--- START Available data ---
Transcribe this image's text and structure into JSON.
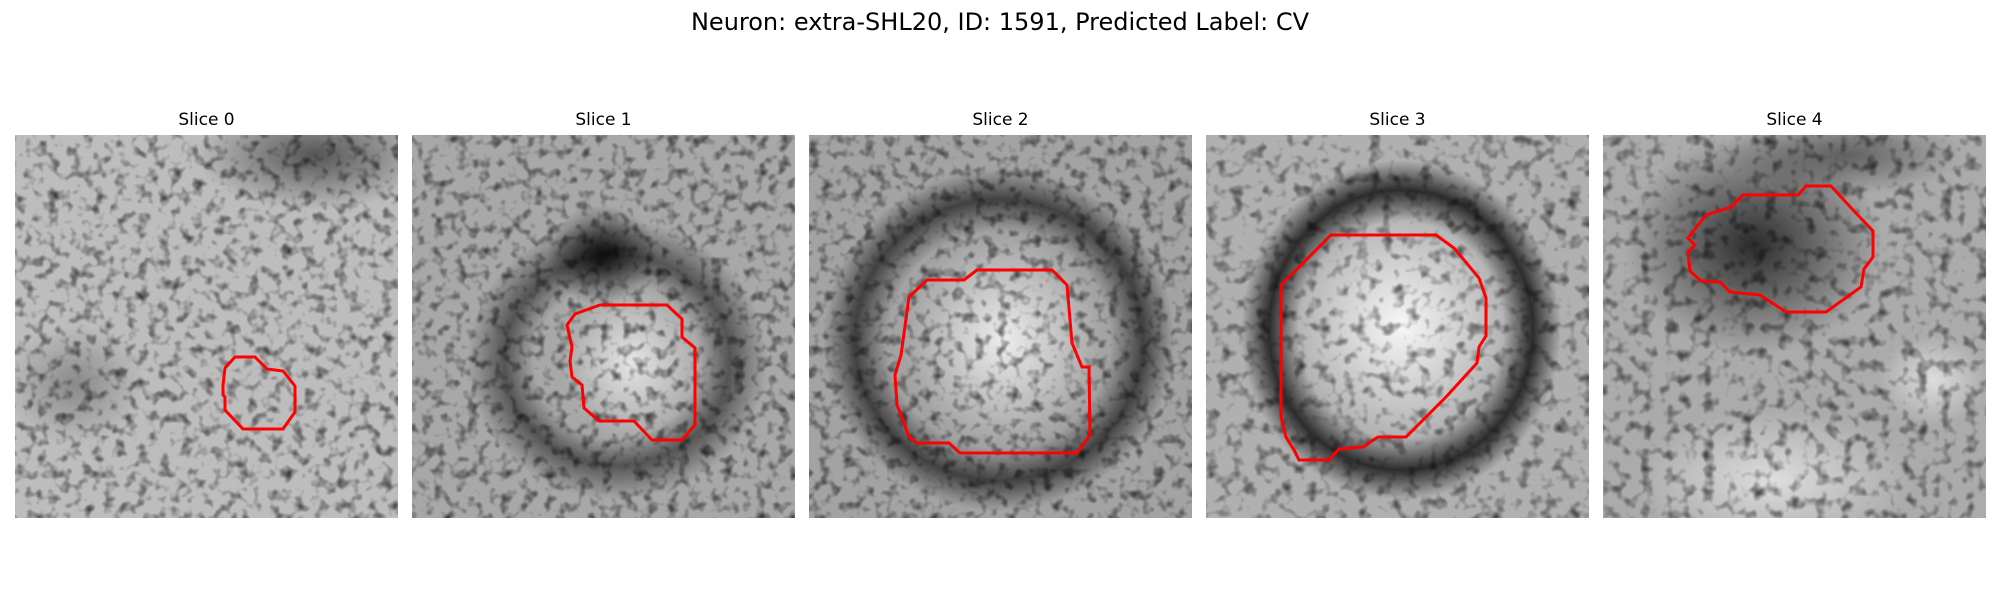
{
  "figure": {
    "title": "Neuron: extra-SHL20, ID: 1591, Predicted Label: CV",
    "contour_color": "#ff0000"
  },
  "panels": [
    {
      "title": "Slice 0"
    },
    {
      "title": "Slice 1"
    },
    {
      "title": "Slice 2"
    },
    {
      "title": "Slice 3"
    },
    {
      "title": "Slice 4"
    }
  ]
}
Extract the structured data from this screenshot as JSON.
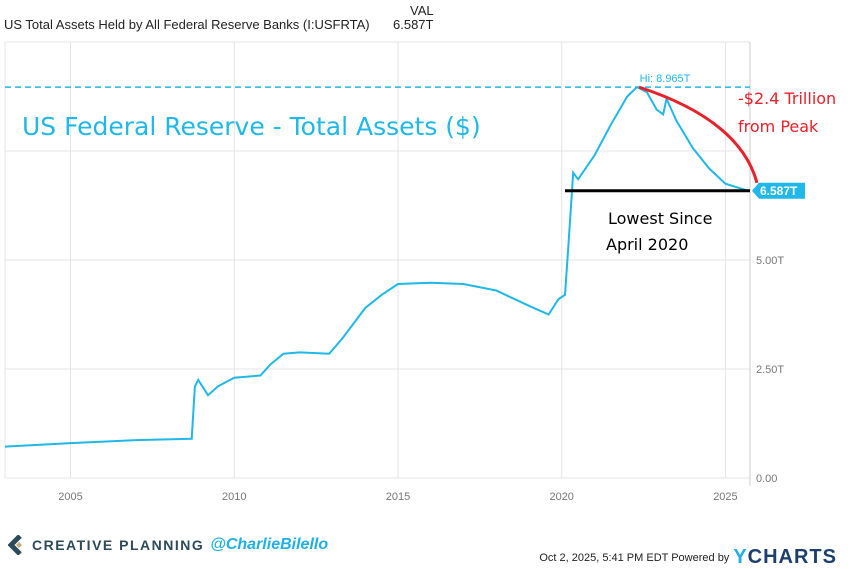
--- END Available data ---
Stated goal: Without the pictures, write out the whole listing above exactly as it appears.

The reply:
Transcribe this image's text and structure into JSON.
{
  "figure": {
    "title": "Neuron: extra-SHL20, ID: 1591, Predicted Label: CV",
    "contour_color": "#ff0000"
  },
  "panels": [
    {
      "title": "Slice 0"
    },
    {
      "title": "Slice 1"
    },
    {
      "title": "Slice 2"
    },
    {
      "title": "Slice 3"
    },
    {
      "title": "Slice 4"
    }
  ]
}
Extract the structured data from this screenshot as JSON.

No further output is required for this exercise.